Quote all entries in full, exactly.

╭──

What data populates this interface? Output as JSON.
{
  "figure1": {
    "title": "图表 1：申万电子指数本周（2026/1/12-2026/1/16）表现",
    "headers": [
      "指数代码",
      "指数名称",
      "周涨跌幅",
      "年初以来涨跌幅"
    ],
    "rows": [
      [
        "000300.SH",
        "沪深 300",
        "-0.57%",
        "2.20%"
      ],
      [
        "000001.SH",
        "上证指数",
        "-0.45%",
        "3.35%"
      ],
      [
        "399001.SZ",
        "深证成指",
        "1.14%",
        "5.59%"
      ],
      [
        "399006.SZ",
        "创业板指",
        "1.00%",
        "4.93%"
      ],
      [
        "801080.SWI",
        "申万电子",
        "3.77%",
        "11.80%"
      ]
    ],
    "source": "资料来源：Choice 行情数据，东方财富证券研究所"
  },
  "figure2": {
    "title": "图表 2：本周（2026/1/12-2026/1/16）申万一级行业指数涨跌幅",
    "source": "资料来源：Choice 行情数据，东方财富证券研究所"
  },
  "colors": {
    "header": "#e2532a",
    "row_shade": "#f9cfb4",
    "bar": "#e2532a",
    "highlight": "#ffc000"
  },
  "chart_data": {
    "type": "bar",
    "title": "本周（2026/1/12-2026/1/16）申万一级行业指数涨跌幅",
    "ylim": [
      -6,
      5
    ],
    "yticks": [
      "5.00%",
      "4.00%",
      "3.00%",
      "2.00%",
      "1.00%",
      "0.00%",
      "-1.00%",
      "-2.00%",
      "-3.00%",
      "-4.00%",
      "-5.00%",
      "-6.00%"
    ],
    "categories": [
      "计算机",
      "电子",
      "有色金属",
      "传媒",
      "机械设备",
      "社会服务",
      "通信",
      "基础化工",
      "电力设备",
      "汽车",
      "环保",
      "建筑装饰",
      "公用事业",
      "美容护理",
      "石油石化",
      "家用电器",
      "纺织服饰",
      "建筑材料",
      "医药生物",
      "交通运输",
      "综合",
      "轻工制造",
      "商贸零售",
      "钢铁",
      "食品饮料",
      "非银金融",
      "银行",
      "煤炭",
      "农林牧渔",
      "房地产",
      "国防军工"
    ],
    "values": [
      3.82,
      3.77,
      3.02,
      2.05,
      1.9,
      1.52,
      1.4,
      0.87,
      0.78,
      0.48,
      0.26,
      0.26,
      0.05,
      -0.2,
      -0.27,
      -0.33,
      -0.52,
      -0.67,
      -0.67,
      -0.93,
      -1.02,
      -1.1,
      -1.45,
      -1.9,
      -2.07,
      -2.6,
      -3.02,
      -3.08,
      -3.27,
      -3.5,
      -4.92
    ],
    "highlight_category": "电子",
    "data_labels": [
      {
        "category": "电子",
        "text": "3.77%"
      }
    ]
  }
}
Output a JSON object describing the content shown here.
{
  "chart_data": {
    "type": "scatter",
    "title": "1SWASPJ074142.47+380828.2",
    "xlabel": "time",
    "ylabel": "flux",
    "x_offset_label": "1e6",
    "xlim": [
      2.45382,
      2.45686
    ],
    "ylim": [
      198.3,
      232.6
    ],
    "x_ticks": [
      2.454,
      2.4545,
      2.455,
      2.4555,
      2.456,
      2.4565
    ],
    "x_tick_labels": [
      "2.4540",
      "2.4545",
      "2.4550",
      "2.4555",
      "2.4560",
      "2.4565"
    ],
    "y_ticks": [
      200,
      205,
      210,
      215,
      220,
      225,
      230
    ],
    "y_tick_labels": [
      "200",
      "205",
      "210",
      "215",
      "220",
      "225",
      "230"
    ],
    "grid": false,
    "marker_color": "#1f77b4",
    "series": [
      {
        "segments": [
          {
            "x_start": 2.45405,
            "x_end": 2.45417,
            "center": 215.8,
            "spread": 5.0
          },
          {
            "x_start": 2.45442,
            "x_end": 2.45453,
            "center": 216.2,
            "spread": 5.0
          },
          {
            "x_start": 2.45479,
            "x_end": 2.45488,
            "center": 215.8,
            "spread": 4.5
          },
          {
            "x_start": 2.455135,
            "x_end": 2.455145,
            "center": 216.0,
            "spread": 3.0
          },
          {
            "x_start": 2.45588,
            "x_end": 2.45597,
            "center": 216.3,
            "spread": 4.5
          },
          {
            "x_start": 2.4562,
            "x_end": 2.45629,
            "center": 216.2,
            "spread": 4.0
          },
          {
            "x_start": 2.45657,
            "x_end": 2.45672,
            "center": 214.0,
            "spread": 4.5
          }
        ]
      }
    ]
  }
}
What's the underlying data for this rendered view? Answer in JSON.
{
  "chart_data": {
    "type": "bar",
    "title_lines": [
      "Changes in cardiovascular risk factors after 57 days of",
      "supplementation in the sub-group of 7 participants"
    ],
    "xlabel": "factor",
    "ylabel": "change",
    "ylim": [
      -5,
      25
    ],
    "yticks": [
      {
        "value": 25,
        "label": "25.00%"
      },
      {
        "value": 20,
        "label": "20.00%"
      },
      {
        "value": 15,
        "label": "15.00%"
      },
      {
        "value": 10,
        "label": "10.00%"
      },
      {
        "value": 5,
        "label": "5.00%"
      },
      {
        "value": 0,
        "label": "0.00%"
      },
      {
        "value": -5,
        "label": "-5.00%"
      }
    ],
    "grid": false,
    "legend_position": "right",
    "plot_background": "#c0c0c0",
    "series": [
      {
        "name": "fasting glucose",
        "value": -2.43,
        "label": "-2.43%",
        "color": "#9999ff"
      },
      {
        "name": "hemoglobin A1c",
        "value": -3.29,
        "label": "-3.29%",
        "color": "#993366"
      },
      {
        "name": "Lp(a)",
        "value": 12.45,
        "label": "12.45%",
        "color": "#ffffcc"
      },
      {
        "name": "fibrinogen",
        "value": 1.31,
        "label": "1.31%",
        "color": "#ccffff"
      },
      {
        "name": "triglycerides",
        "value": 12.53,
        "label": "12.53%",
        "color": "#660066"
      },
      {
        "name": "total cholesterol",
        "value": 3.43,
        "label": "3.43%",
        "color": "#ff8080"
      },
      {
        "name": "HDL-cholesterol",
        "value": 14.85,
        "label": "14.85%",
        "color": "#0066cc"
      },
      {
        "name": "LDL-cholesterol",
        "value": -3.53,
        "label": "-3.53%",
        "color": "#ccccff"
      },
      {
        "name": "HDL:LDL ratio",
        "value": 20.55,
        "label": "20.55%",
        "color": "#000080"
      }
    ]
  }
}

╰──

Written solution:
What data populates this interface? Output as JSON.
{
  "figure1": {
    "title": "图表 1：申万电子指数本周（2026/1/12-2026/1/16）表现",
    "headers": [
      "指数代码",
      "指数名称",
      "周涨跌幅",
      "年初以来涨跌幅"
    ],
    "rows": [
      [
        "000300.SH",
        "沪深 300",
        "-0.57%",
        "2.20%"
      ],
      [
        "000001.SH",
        "上证指数",
        "-0.45%",
        "3.35%"
      ],
      [
        "399001.SZ",
        "深证成指",
        "1.14%",
        "5.59%"
      ],
      [
        "399006.SZ",
        "创业板指",
        "1.00%",
        "4.93%"
      ],
      [
        "801080.SWI",
        "申万电子",
        "3.77%",
        "11.80%"
      ]
    ],
    "source": "资料来源：Choice 行情数据，东方财富证券研究所"
  },
  "figure2": {
    "title": "图表 2：本周（2026/1/12-2026/1/16）申万一级行业指数涨跌幅",
    "source": "资料来源：Choice 行情数据，东方财富证券研究所"
  },
  "colors": {
    "header": "#e2532a",
    "row_shade": "#f9cfb4",
    "bar": "#e2532a",
    "highlight": "#ffc000"
  },
  "chart_data": {
    "type": "bar",
    "title": "本周（2026/1/12-2026/1/16）申万一级行业指数涨跌幅",
    "ylim": [
      -6,
      5
    ],
    "yticks": [
      "5.00%",
      "4.00%",
      "3.00%",
      "2.00%",
      "1.00%",
      "0.00%",
      "-1.00%",
      "-2.00%",
      "-3.00%",
      "-4.00%",
      "-5.00%",
      "-6.00%"
    ],
    "categories": [
      "计算机",
      "电子",
      "有色金属",
      "传媒",
      "机械设备",
      "社会服务",
      "通信",
      "基础化工",
      "电力设备",
      "汽车",
      "环保",
      "建筑装饰",
      "公用事业",
      "美容护理",
      "石油石化",
      "家用电器",
      "纺织服饰",
      "建筑材料",
      "医药生物",
      "交通运输",
      "综合",
      "轻工制造",
      "商贸零售",
      "钢铁",
      "食品饮料",
      "非银金融",
      "银行",
      "煤炭",
      "农林牧渔",
      "房地产",
      "国防军工"
    ],
    "values": [
      3.82,
      3.77,
      3.02,
      2.05,
      1.9,
      1.52,
      1.4,
      0.87,
      0.78,
      0.48,
      0.26,
      0.26,
      0.05,
      -0.2,
      -0.27,
      -0.33,
      -0.52,
      -0.67,
      -0.67,
      -0.93,
      -1.02,
      -1.1,
      -1.45,
      -1.9,
      -2.07,
      -2.6,
      -3.02,
      -3.08,
      -3.27,
      -3.5,
      -4.92
    ],
    "highlight_category": "电子",
    "data_labels": [
      {
        "category": "电子",
        "text": "3.77%"
      }
    ]
  }
}
Output a JSON object describing the content shown here.
{
  "chart_data": {
    "type": "scatter",
    "title": "1SWASPJ074142.47+380828.2",
    "xlabel": "time",
    "ylabel": "flux",
    "x_offset_label": "1e6",
    "xlim": [
      2.45382,
      2.45686
    ],
    "ylim": [
      198.3,
      232.6
    ],
    "x_ticks": [
      2.454,
      2.4545,
      2.455,
      2.4555,
      2.456,
      2.4565
    ],
    "x_tick_labels": [
      "2.4540",
      "2.4545",
      "2.4550",
      "2.4555",
      "2.4560",
      "2.4565"
    ],
    "y_ticks": [
      200,
      205,
      210,
      215,
      220,
      225,
      230
    ],
    "y_tick_labels": [
      "200",
      "205",
      "210",
      "215",
      "220",
      "225",
      "230"
    ],
    "grid": false,
    "marker_color": "#1f77b4",
    "series": [
      {
        "segments": [
          {
            "x_start": 2.45405,
            "x_end": 2.45417,
            "center": 215.8,
            "spread": 5.0
          },
          {
            "x_start": 2.45442,
            "x_end": 2.45453,
            "center": 216.2,
            "spread": 5.0
          },
          {
            "x_start": 2.45479,
            "x_end": 2.45488,
            "center": 215.8,
            "spread": 4.5
          },
          {
            "x_start": 2.455135,
            "x_end": 2.455145,
            "center": 216.0,
            "spread": 3.0
          },
          {
            "x_start": 2.45588,
            "x_end": 2.45597,
            "center": 216.3,
            "spread": 4.5
          },
          {
            "x_start": 2.4562,
            "x_end": 2.45629,
            "center": 216.2,
            "spread": 4.0
          },
          {
            "x_start": 2.45657,
            "x_end": 2.45672,
            "center": 214.0,
            "spread": 4.5
          }
        ]
      }
    ]
  }
}
What's the underlying data for this rendered view? Answer in JSON.
{
  "chart_data": {
    "type": "bar",
    "title_lines": [
      "Changes in cardiovascular risk factors after 57 days of",
      "supplementation in the sub-group of 7 participants"
    ],
    "xlabel": "factor",
    "ylabel": "change",
    "ylim": [
      -5,
      25
    ],
    "yticks": [
      {
        "value": 25,
        "label": "25.00%"
      },
      {
        "value": 20,
        "label": "20.00%"
      },
      {
        "value": 15,
        "label": "15.00%"
      },
      {
        "value": 10,
        "label": "10.00%"
      },
      {
        "value": 5,
        "label": "5.00%"
      },
      {
        "value": 0,
        "label": "0.00%"
      },
      {
        "value": -5,
        "label": "-5.00%"
      }
    ],
    "grid": false,
    "legend_position": "right",
    "plot_background": "#c0c0c0",
    "series": [
      {
        "name": "fasting glucose",
        "value": -2.43,
        "label": "-2.43%",
        "color": "#9999ff"
      },
      {
        "name": "hemoglobin A1c",
        "value": -3.29,
        "label": "-3.29%",
        "color": "#993366"
      },
      {
        "name": "Lp(a)",
        "value": 12.45,
        "label": "12.45%",
        "color": "#ffffcc"
      },
      {
        "name": "fibrinogen",
        "value": 1.31,
        "label": "1.31%",
        "color": "#ccffff"
      },
      {
        "name": "triglycerides",
        "value": 12.53,
        "label": "12.53%",
        "color": "#660066"
      },
      {
        "name": "total cholesterol",
        "value": 3.43,
        "label": "3.43%",
        "color": "#ff8080"
      },
      {
        "name": "HDL-cholesterol",
        "value": 14.85,
        "label": "14.85%",
        "color": "#0066cc"
      },
      {
        "name": "LDL-cholesterol",
        "value": -3.53,
        "label": "-3.53%",
        "color": "#ccccff"
      },
      {
        "name": "HDL:LDL ratio",
        "value": 20.55,
        "label": "20.55%",
        "color": "#000080"
      }
    ]
  }
}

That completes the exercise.